§ GIVEN REQUEST: Restate the records below word for word, and omit the images they hold.

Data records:
- - - -

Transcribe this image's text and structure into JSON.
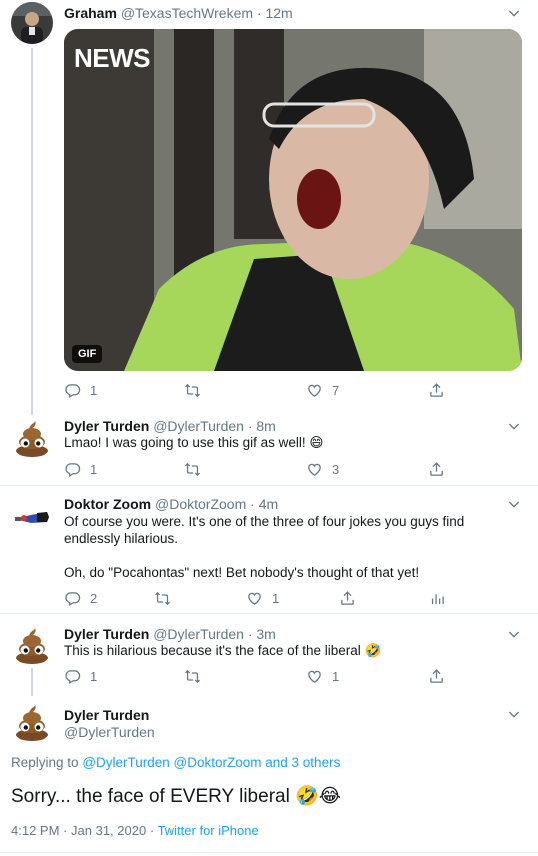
{
  "tweets": [
    {
      "name": "Graham",
      "handle": "@TexasTechWrekem",
      "time": "12m",
      "media": {
        "badge": "GIF",
        "overlay_text": "NEWS"
      },
      "reply_count": "1",
      "retweet_count": "",
      "like_count": "7"
    },
    {
      "name": "Dyler Turden",
      "handle": "@DylerTurden",
      "time": "8m",
      "text": "Lmao! I was going to use this gif as well! 😄",
      "reply_count": "1",
      "retweet_count": "",
      "like_count": "3"
    },
    {
      "name": "Doktor Zoom",
      "handle": "@DoktorZoom",
      "time": "4m",
      "text": "Of course you were. It's one of the three of four jokes you guys find endlessly hilarious.\n\nOh, do \"Pocahontas\" next! Bet nobody's thought of that yet!",
      "reply_count": "2",
      "retweet_count": "",
      "like_count": "1"
    },
    {
      "name": "Dyler Turden",
      "handle": "@DylerTurden",
      "time": "3m",
      "text": "This is hilarious because it's the face of the liberal 🤣",
      "reply_count": "1",
      "retweet_count": "",
      "like_count": "1"
    }
  ],
  "dot": "·",
  "main_tweet": {
    "name": "Dyler Turden",
    "handle": "@DylerTurden",
    "replying_prefix": "Replying to",
    "replying_to": "@DylerTurden @DoktorZoom and 3 others",
    "text": "Sorry... the face of EVERY liberal 🤣😂",
    "time": "4:12 PM",
    "date": "Jan 31, 2020",
    "client": "Twitter for iPhone"
  },
  "colors": {
    "link": "#1da1f2",
    "muted": "#657786",
    "thread_line": "#ccd6dd"
  },
  "icons": [
    "reply-icon",
    "retweet-icon",
    "like-icon",
    "share-icon",
    "analytics-icon",
    "chevron-down-icon"
  ]
}
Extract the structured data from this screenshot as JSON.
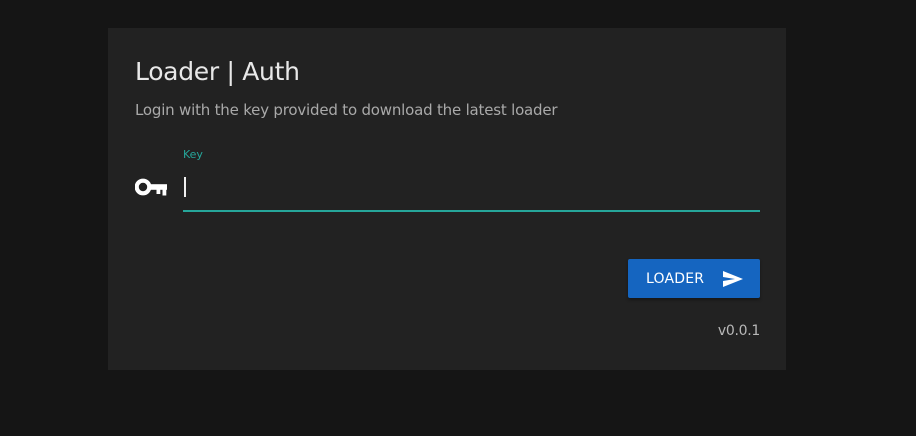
{
  "card": {
    "title": "Loader | Auth",
    "subtitle": "Login with the key provided to download the latest loader"
  },
  "key_field": {
    "label": "Key",
    "value": "",
    "icon": "key-icon"
  },
  "actions": {
    "loader_label": "LOADER",
    "loader_icon": "send-icon"
  },
  "version": "v0.0.1",
  "colors": {
    "background": "#151515",
    "card": "#222222",
    "accent": "#26a69a",
    "button": "#1565c0"
  }
}
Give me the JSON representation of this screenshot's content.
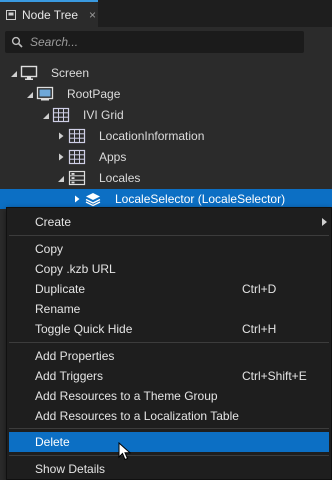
{
  "tab": {
    "title": "Node Tree",
    "close": "×",
    "pin_icon": "pin-icon"
  },
  "search": {
    "placeholder": "Search..."
  },
  "tree": [
    {
      "label": "Screen",
      "icon": "monitor-icon"
    },
    {
      "label": "RootPage",
      "icon": "page-icon"
    },
    {
      "label": "IVI Grid",
      "icon": "grid-icon"
    },
    {
      "label": "LocationInformation",
      "icon": "grid-icon"
    },
    {
      "label": "Apps",
      "icon": "grid-icon"
    },
    {
      "label": "Locales",
      "icon": "stack-panel-icon"
    },
    {
      "label": "LocaleSelector (LocaleSelector)",
      "icon": "layers-icon",
      "selected": true
    }
  ],
  "menu": {
    "create": "Create",
    "copy": "Copy",
    "copy_kzb_url": "Copy .kzb URL",
    "duplicate": "Duplicate",
    "duplicate_shortcut": "Ctrl+D",
    "rename": "Rename",
    "toggle_quick_hide": "Toggle Quick Hide",
    "toggle_quick_hide_shortcut": "Ctrl+H",
    "add_properties": "Add Properties",
    "add_triggers": "Add Triggers",
    "add_triggers_shortcut": "Ctrl+Shift+E",
    "add_resources_theme": "Add Resources to a Theme Group",
    "add_resources_localization": "Add Resources to a Localization Table",
    "delete": "Delete",
    "show_details": "Show Details"
  },
  "colors": {
    "accent": "#0c6fc4",
    "background": "#2b2b2b",
    "menu_background": "#1e1e1e"
  }
}
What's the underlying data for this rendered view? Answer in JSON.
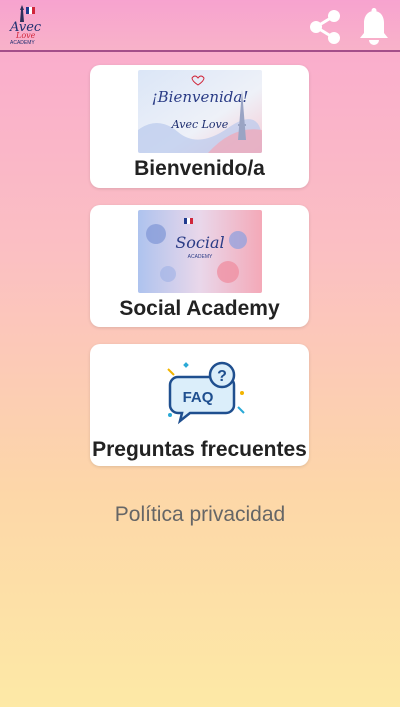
{
  "header": {
    "logo_text": "Avec Love",
    "logo_sub": "ACADEMY",
    "icons": [
      "share-icon",
      "bell-icon"
    ]
  },
  "cards": [
    {
      "title": "Bienvenido/a",
      "image_text": "¡Bienvenida!",
      "image_logo": "Avec Love"
    },
    {
      "title": "Social Academy",
      "image_text": "Social",
      "image_sub": "ACADEMY"
    },
    {
      "title": "Preguntas frecuentes",
      "image_text": "FAQ"
    }
  ],
  "privacy_link": "Política privacidad",
  "colors": {
    "header_border": "#a44e8a",
    "icon_white": "#ffffff",
    "title_text": "#222222",
    "link_text": "#666666"
  }
}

- - - -

§ WRITTEN ANSWER:
Transcribe this image's text and structure into JSON.
{
  "tweets": [
    {
      "name": "Graham",
      "handle": "@TexasTechWrekem",
      "time": "12m",
      "media": {
        "badge": "GIF",
        "overlay_text": "NEWS"
      },
      "reply_count": "1",
      "retweet_count": "",
      "like_count": "7"
    },
    {
      "name": "Dyler Turden",
      "handle": "@DylerTurden",
      "time": "8m",
      "text": "Lmao! I was going to use this gif as well! 😄",
      "reply_count": "1",
      "retweet_count": "",
      "like_count": "3"
    },
    {
      "name": "Doktor Zoom",
      "handle": "@DoktorZoom",
      "time": "4m",
      "text": "Of course you were. It's one of the three of four jokes you guys find endlessly hilarious.\n\nOh, do \"Pocahontas\" next! Bet nobody's thought of that yet!",
      "reply_count": "2",
      "retweet_count": "",
      "like_count": "1"
    },
    {
      "name": "Dyler Turden",
      "handle": "@DylerTurden",
      "time": "3m",
      "text": "This is hilarious because it's the face of the liberal 🤣",
      "reply_count": "1",
      "retweet_count": "",
      "like_count": "1"
    }
  ],
  "dot": "·",
  "main_tweet": {
    "name": "Dyler Turden",
    "handle": "@DylerTurden",
    "replying_prefix": "Replying to",
    "replying_to": "@DylerTurden @DoktorZoom and 3 others",
    "text": "Sorry... the face of EVERY liberal 🤣😂",
    "time": "4:12 PM",
    "date": "Jan 31, 2020",
    "client": "Twitter for iPhone"
  },
  "colors": {
    "link": "#1da1f2",
    "muted": "#657786",
    "thread_line": "#ccd6dd"
  },
  "icons": [
    "reply-icon",
    "retweet-icon",
    "like-icon",
    "share-icon",
    "analytics-icon",
    "chevron-down-icon"
  ]
}
Extract the structured data from this screenshot as JSON.
{
  "card": {
    "title": "Loader | Auth",
    "subtitle": "Login with the key provided to download the latest loader"
  },
  "key_field": {
    "label": "Key",
    "value": "",
    "icon": "key-icon"
  },
  "actions": {
    "loader_label": "LOADER",
    "loader_icon": "send-icon"
  },
  "version": "v0.0.1",
  "colors": {
    "background": "#151515",
    "card": "#222222",
    "accent": "#26a69a",
    "button": "#1565c0"
  }
}
Give me the JSON representation of this screenshot's content.
{
  "tab": {
    "title": "Node Tree",
    "close": "×",
    "pin_icon": "pin-icon"
  },
  "search": {
    "placeholder": "Search..."
  },
  "tree": [
    {
      "label": "Screen",
      "icon": "monitor-icon"
    },
    {
      "label": "RootPage",
      "icon": "page-icon"
    },
    {
      "label": "IVI Grid",
      "icon": "grid-icon"
    },
    {
      "label": "LocationInformation",
      "icon": "grid-icon"
    },
    {
      "label": "Apps",
      "icon": "grid-icon"
    },
    {
      "label": "Locales",
      "icon": "stack-panel-icon"
    },
    {
      "label": "LocaleSelector (LocaleSelector)",
      "icon": "layers-icon",
      "selected": true
    }
  ],
  "menu": {
    "create": "Create",
    "copy": "Copy",
    "copy_kzb_url": "Copy .kzb URL",
    "duplicate": "Duplicate",
    "duplicate_shortcut": "Ctrl+D",
    "rename": "Rename",
    "toggle_quick_hide": "Toggle Quick Hide",
    "toggle_quick_hide_shortcut": "Ctrl+H",
    "add_properties": "Add Properties",
    "add_triggers": "Add Triggers",
    "add_triggers_shortcut": "Ctrl+Shift+E",
    "add_resources_theme": "Add Resources to a Theme Group",
    "add_resources_localization": "Add Resources to a Localization Table",
    "delete": "Delete",
    "show_details": "Show Details"
  },
  "colors": {
    "accent": "#0c6fc4",
    "background": "#2b2b2b",
    "menu_background": "#1e1e1e"
  }
}
What's the underlying data for this rendered view? Answer in JSON.
{
  "header": {
    "logo_text": "Avec Love",
    "logo_sub": "ACADEMY",
    "icons": [
      "share-icon",
      "bell-icon"
    ]
  },
  "cards": [
    {
      "title": "Bienvenido/a",
      "image_text": "¡Bienvenida!",
      "image_logo": "Avec Love"
    },
    {
      "title": "Social Academy",
      "image_text": "Social",
      "image_sub": "ACADEMY"
    },
    {
      "title": "Preguntas frecuentes",
      "image_text": "FAQ"
    }
  ],
  "privacy_link": "Política privacidad",
  "colors": {
    "header_border": "#a44e8a",
    "icon_white": "#ffffff",
    "title_text": "#222222",
    "link_text": "#666666"
  }
}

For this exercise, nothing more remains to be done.